▶ **取り組む課題**
1. Kotlin/NativeでのHTTPサーバー作りを扱った本文から、「この記事はkdnaktの1人 Advent Calendar」から「までできるか、お楽しみ……。」までをすべて一字一句変えずに抜き出してください。
2. 本文によると、2020年に会社で主催したKotlin dojoでは、どのくらいの頻度と時間でKotlinに取り組んでいましたか。

▶ **本文**
--- --- ---
この記事はkdnaktの1人 Advent Calendar 2020の12日目の記事です。
2020年は会社でKotlin dojoを主催して週1回30分Kotlinと戯れていました。12月はその集大成ということで、Kotlin/NativeでHTTPサーバーを作ってみたいと思います。どこまでできるか、お楽しみ……。
[start-lineをパースする]
10日目の記事で確認した内容をもとに、HTTPリクエストのstart-line
をパースするためのテストコードを書いていきます。
▼事前準備
まずテストコードを書くための準備として、パースした結果を格納するRequestContext.kt
ファイルを以下の内容で作成します。
data class RequestContext( val method: HttpMethod, val requestTarget: String, val httpVersion: HttpVersion) enum class HttpMethod { GET, POST, } enum class HttpVersion() { HTTP_0_9, HTTP_1_0, HTTP_1_1; companion object { fun from(version: String) = when(version) { "" -> HTTP_0_9 "HTTP/1.0" -> HTTP_1_0 "HTTP/1.1" -> HTTP_1_1 else -> HTTP_1_1 } } }
HTTPバージョンは、Kotlin勉強会で学んだcompanion objectとwhen式を利用して実装しました。
テスト対象とするRequestParser.kt
ファイルを作成し、ダミーの実装を追加します。
class RequestParser { fun parse(byteArray: ByteArray): RequestContext { return RequestContext(HttpMethod.POST, "", HttpVersion.HTTP_1_0) } }
▼テストコード
テストコードを実装するRequestParserTest.ktファイルを作成し、シンプルなGETリクエストのバイト配列をパースして、戻り値のHTTPメソッドがGETかどうか判定するテストを実装します。
class RequestParserTest { private val parser: RequestParser = RequestParser() private val crlf = "\r\n" @Test fun shouldParseGetMethod() { val reqByteArray = ("GET /index.html HTTP/1.1" + crlf + "Host: localhost:8080" + crlf + crlf).encodeToByteArray() val context = parser.parse(reqByteArray) assertEquals(HttpMethod.GET, context.method, "should return GET method") } }
この状態でテストを実行すると、ダミーの実装ではPOSTメソッド、期待値はGETメソッドと差異があるため、テストは失敗します。
このテストが成功するように実装を修正します。
▼RequestParserを実装する
HTTPリクエストの1行目、つまり最初のCRLFまでが半角スペースで区切られたstart-lineなので、その部分を取り出し半角スペースで分割します。
val startLineElements = byteArray.toKString() .split("\r\n")[0] .split(" ")
分割した結果の要素が2以下の場合は、HTTP/0.9の仕様にしたがって、HTTPバージョンがないstart-line
となります。
val httpVersion = if (startLineElements.size <= 2) HttpVersion.HTTP_0_9 else HttpVersion.from(startLineElements[2])
以上のデータをもとに、RequestContext
オブジェクトを作成します。
return RequestContext( HttpMethod.valueOf(startLineElements[0]), startLineElements[1], httpVersion )
これでテストを実行すると、成功します。あとは、request-target
とhttp-version
に関するテストを追加して終了です。
--- --- ---
▶ **表示情報**
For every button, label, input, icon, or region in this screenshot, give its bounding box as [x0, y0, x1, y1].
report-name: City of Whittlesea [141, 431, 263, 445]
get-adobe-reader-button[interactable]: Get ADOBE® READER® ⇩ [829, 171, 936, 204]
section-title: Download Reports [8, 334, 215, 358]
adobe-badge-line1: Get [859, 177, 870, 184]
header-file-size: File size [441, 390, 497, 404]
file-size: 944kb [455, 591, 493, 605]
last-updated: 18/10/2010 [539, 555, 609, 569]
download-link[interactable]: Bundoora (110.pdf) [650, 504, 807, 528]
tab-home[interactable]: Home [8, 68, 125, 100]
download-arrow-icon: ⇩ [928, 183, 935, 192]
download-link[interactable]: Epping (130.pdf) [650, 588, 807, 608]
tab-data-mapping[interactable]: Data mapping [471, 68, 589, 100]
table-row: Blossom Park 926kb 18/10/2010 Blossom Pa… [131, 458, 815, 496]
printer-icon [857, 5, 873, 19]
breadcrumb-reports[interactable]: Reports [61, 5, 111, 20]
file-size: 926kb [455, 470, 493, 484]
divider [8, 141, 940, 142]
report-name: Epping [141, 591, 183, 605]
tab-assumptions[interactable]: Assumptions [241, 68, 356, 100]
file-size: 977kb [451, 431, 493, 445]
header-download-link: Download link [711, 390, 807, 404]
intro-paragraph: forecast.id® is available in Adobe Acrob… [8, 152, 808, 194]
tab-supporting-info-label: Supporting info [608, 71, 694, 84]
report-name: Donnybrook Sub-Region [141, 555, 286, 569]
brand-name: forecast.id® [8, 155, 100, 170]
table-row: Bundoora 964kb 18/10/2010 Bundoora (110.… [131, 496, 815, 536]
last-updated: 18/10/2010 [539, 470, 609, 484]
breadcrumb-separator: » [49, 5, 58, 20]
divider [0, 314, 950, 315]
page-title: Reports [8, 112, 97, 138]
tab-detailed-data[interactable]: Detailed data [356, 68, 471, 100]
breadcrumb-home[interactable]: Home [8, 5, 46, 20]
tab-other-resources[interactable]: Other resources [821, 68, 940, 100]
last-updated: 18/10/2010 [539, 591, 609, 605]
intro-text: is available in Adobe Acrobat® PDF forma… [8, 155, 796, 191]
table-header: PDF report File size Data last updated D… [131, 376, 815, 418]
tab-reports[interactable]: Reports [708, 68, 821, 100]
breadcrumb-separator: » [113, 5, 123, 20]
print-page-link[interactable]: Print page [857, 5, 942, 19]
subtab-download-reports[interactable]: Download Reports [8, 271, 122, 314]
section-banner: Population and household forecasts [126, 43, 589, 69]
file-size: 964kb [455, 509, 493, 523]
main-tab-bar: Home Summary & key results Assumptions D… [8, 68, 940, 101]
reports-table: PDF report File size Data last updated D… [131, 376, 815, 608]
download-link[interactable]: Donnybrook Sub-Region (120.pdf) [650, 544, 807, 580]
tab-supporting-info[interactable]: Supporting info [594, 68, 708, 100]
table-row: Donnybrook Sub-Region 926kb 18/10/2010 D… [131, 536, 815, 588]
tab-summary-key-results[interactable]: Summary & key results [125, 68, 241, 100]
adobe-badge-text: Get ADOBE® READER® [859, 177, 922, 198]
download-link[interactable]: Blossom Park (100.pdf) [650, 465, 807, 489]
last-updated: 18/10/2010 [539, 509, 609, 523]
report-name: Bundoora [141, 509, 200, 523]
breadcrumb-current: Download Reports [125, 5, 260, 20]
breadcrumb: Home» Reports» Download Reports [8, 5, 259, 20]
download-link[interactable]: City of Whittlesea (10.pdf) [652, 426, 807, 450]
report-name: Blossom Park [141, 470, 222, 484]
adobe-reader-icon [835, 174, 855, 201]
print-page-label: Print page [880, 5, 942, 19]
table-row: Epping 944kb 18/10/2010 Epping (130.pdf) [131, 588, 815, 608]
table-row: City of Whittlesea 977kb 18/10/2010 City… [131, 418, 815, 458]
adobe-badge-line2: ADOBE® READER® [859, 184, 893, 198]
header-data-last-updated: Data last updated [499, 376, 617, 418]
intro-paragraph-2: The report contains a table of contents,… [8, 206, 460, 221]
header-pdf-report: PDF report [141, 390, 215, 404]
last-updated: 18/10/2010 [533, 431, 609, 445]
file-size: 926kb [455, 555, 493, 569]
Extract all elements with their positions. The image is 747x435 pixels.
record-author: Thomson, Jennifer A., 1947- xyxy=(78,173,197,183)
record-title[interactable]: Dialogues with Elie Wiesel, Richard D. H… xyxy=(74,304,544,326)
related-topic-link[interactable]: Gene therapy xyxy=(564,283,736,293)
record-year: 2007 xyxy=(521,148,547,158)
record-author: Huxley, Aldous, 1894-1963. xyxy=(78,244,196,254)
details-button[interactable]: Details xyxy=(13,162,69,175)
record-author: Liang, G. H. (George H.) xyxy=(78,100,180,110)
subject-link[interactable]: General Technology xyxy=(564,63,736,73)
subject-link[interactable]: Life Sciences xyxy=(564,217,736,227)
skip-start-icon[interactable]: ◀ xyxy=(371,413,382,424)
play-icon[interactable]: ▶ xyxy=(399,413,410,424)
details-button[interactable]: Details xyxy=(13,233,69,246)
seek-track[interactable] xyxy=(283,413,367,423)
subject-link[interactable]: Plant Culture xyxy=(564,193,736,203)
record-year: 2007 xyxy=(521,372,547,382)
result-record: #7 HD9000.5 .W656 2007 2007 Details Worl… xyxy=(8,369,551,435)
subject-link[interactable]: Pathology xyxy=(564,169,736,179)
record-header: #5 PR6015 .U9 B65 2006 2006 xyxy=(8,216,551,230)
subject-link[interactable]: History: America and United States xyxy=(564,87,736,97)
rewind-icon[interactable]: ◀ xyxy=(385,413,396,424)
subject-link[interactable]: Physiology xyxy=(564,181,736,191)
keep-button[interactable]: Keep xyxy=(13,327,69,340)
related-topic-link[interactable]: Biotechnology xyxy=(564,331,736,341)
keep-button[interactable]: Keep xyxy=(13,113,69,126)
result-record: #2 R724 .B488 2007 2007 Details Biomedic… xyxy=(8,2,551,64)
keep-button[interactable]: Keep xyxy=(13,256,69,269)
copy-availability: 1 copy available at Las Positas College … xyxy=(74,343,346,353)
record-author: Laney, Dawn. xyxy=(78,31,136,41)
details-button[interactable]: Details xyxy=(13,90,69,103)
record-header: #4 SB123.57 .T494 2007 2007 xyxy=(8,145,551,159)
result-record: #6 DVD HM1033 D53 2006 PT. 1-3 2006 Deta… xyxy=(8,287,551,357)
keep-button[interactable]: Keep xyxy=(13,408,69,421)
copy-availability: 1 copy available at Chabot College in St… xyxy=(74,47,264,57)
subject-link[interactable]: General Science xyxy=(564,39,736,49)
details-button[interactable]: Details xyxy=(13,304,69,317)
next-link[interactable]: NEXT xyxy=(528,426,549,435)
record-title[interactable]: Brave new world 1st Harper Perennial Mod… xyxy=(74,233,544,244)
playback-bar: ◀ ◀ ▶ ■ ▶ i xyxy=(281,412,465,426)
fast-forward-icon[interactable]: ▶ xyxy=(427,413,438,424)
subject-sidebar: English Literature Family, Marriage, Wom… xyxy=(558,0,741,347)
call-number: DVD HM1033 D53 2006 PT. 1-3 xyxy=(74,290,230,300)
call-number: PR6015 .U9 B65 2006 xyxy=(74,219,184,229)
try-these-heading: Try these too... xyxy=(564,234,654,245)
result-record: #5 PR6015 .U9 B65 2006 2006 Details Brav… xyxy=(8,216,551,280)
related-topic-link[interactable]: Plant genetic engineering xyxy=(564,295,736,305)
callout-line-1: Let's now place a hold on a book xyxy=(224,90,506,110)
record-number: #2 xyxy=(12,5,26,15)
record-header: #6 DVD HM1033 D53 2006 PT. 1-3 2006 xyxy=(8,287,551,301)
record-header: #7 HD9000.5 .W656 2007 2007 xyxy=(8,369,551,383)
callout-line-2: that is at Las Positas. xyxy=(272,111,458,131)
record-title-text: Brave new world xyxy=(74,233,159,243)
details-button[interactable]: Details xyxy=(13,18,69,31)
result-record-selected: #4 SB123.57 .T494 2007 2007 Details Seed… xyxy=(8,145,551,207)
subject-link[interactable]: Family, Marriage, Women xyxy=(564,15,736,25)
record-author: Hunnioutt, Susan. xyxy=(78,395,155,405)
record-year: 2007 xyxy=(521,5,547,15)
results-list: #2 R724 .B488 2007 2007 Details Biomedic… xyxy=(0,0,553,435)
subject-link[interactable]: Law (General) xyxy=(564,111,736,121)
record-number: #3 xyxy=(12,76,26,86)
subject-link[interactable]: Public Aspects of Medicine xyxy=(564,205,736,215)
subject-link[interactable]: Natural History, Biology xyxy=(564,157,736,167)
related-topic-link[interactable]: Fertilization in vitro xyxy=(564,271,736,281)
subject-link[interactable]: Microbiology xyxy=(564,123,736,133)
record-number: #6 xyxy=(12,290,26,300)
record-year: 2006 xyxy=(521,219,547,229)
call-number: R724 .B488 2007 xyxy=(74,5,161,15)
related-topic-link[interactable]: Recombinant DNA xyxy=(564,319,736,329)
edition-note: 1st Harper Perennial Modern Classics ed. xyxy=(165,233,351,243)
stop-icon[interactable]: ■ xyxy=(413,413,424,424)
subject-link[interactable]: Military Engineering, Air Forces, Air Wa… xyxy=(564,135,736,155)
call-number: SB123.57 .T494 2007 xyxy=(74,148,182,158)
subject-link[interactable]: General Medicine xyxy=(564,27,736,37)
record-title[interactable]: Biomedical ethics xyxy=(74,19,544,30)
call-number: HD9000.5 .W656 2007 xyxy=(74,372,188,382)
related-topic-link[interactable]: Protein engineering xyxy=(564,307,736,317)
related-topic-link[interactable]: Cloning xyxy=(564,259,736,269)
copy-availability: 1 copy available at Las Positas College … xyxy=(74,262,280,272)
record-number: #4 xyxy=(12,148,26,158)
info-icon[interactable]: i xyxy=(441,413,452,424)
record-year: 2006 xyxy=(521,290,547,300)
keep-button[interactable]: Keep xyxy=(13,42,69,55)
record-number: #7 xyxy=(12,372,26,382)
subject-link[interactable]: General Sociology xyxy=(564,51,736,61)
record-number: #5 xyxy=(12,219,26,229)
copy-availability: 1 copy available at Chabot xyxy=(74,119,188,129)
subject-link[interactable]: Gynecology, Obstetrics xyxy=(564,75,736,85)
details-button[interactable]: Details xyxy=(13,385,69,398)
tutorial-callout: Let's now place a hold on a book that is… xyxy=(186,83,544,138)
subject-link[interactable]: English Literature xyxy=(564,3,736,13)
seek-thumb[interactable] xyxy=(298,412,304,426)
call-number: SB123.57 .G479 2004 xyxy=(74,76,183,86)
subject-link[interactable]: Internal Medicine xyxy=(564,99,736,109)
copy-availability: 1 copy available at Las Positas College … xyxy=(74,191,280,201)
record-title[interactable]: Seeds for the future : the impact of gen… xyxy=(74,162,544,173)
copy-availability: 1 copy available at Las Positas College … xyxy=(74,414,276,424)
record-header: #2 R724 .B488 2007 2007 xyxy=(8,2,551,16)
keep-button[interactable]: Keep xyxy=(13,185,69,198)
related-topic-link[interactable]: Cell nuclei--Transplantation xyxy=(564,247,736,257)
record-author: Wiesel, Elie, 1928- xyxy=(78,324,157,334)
--- --- ---
▶ **課題の解答**
1.
この記事はkdnaktの1人 Advent Calendar 2020の12日目の記事です。
2020年は会社でKotlin dojoを主催して週1回30分Kotlinと戯れていました。12月はその集大成ということで、Kotlin/NativeでHTTPサーバーを作ってみたいと思います。どこまでできるか、お楽しみ……。

2. 週1回30分です。